(Data listing)
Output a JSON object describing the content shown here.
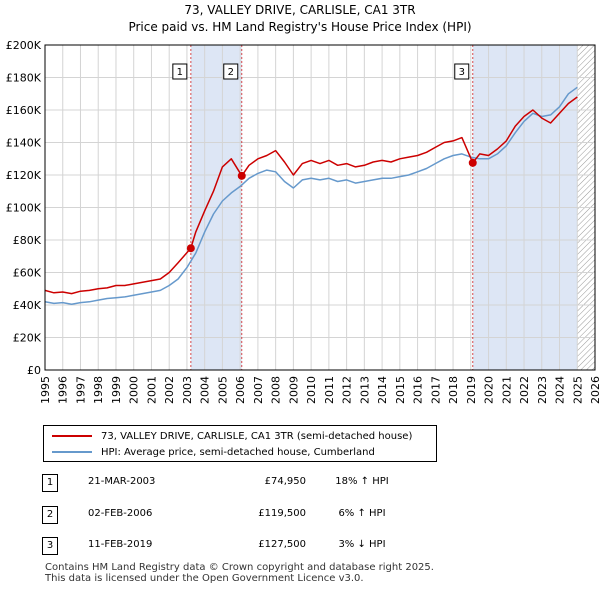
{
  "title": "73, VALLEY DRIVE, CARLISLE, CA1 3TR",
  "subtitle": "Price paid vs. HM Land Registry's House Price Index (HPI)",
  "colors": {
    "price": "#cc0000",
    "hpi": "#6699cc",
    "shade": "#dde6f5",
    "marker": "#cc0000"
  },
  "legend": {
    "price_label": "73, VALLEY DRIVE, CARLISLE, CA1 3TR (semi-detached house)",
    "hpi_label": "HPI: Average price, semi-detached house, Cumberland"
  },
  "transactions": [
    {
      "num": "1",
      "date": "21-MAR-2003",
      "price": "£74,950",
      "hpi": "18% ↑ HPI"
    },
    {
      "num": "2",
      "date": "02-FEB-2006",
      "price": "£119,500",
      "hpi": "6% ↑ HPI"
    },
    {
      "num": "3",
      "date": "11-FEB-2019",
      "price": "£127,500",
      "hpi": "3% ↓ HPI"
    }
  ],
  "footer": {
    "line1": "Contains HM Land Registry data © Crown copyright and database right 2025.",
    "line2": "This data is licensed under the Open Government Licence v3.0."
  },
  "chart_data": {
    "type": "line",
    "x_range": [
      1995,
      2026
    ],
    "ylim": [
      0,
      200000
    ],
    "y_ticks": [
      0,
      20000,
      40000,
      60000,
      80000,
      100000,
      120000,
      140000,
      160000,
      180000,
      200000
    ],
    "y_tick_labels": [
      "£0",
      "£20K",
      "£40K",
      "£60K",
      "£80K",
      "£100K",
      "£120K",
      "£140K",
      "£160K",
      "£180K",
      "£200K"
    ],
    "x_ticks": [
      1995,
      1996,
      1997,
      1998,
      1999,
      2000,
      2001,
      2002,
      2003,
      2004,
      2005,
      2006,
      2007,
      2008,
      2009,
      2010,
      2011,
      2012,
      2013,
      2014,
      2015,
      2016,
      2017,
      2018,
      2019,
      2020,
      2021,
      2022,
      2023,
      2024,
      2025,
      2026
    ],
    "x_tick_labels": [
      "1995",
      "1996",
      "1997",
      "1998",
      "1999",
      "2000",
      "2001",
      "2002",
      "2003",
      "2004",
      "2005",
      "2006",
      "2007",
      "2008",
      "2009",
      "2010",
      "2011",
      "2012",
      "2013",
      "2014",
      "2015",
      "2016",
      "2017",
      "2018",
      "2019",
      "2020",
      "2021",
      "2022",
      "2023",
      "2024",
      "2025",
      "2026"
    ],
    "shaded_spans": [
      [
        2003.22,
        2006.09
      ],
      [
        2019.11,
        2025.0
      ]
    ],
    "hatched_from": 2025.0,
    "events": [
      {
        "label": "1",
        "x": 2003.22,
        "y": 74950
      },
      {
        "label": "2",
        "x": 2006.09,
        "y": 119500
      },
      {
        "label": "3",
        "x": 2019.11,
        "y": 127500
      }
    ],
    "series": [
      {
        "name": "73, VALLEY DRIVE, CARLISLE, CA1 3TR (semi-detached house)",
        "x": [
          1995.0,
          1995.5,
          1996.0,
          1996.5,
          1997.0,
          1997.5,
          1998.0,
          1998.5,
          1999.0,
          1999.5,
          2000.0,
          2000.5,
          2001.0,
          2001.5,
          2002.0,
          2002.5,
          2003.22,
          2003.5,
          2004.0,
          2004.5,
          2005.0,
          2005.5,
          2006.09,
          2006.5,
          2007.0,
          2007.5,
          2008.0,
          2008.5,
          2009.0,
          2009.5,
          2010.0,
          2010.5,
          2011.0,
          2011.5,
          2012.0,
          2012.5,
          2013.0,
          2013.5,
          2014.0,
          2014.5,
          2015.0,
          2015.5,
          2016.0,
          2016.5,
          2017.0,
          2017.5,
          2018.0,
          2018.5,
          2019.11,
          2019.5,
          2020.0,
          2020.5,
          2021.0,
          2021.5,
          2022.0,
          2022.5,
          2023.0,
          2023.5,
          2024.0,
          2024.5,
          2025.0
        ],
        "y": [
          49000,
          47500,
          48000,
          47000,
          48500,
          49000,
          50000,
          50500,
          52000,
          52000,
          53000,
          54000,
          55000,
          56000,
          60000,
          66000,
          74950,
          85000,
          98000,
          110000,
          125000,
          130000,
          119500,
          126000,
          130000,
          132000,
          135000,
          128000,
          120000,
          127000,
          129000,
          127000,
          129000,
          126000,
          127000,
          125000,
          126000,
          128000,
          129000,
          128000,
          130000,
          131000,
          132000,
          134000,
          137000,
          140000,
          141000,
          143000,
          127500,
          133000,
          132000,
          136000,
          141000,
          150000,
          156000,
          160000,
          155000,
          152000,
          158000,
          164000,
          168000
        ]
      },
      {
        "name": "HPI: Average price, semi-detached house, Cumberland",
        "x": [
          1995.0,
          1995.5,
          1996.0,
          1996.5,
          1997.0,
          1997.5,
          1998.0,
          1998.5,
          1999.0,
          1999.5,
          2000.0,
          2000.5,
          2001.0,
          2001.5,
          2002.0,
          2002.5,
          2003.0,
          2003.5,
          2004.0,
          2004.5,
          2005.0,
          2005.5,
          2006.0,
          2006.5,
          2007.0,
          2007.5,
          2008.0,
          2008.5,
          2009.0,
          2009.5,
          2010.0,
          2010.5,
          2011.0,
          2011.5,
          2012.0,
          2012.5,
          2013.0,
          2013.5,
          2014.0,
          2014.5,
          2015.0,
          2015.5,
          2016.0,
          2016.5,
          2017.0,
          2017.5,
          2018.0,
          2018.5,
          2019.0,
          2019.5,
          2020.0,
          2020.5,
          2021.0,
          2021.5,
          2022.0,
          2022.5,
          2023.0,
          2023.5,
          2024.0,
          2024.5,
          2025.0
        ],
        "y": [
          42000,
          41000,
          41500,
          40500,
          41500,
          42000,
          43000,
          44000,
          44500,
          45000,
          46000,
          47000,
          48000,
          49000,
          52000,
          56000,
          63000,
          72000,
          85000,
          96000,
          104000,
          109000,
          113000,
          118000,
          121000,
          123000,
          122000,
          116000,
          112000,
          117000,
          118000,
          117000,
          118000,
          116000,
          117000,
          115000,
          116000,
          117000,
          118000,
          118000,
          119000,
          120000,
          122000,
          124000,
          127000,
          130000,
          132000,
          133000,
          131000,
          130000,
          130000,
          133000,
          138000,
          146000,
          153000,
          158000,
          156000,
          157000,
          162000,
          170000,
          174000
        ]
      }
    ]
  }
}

* * *

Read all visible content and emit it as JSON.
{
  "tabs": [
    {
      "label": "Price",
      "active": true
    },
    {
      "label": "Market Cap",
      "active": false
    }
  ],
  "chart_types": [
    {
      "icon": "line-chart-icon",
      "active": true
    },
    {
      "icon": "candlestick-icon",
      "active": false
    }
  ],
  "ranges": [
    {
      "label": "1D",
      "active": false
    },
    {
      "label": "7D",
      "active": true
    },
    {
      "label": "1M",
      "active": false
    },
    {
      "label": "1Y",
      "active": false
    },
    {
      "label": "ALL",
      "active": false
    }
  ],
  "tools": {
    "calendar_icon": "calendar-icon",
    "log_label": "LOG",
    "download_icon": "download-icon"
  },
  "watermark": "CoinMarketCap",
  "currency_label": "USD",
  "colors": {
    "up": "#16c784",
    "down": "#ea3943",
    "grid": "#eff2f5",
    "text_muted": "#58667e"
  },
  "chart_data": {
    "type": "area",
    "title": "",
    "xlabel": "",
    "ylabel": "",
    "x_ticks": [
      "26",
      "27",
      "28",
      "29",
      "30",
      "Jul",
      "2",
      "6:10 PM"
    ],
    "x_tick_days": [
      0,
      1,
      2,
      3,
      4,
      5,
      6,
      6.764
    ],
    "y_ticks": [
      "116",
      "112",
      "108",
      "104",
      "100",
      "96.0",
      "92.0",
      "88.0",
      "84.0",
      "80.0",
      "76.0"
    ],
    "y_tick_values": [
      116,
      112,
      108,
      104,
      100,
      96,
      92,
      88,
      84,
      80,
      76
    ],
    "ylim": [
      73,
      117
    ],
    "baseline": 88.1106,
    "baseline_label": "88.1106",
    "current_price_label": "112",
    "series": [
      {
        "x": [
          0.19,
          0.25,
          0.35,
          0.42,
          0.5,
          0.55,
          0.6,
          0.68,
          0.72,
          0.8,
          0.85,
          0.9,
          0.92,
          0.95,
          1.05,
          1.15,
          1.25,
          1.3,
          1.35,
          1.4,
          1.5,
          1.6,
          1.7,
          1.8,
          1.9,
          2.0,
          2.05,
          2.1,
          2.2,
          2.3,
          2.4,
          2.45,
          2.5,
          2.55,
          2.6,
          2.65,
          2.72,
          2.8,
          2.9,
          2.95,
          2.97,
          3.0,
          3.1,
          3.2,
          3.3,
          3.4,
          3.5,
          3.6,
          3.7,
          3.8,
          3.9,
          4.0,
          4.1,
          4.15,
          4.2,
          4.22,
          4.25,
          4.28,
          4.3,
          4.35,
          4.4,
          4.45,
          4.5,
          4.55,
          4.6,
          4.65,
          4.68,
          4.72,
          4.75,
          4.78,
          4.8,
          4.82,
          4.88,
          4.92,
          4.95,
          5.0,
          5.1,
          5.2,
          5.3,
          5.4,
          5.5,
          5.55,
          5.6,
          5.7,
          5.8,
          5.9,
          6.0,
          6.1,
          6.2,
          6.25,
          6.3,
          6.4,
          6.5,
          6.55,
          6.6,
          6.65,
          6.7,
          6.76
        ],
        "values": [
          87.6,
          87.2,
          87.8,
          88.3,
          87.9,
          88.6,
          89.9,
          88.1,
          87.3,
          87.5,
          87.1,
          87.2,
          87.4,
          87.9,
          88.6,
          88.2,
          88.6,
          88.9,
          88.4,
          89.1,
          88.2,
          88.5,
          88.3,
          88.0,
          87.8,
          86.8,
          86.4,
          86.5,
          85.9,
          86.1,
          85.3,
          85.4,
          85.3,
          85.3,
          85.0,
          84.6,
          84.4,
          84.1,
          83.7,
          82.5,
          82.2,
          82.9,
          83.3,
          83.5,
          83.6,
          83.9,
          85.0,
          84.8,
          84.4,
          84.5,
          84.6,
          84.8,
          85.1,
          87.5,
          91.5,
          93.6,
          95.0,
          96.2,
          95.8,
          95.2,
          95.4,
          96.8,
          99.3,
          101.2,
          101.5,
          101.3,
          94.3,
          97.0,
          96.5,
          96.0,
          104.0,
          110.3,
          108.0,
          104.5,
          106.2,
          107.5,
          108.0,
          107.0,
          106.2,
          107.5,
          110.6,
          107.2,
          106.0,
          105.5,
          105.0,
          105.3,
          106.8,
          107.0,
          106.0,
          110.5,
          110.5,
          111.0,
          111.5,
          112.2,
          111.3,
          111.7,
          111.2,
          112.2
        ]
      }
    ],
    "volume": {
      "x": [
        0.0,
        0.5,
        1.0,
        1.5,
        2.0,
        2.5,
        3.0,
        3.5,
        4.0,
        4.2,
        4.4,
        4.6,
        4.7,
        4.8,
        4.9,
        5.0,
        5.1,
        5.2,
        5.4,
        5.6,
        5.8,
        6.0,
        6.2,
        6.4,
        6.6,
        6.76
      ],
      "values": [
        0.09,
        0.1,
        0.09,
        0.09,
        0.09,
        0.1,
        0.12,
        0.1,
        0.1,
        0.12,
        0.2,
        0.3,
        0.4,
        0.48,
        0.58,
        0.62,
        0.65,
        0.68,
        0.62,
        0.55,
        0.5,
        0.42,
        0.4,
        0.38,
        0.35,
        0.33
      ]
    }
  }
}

■ WHAT THE TASK REQUIRES
Tell how many lines above contain the word "CARLISLE". Give the number alone.

■ EXERCISE ANSWER
3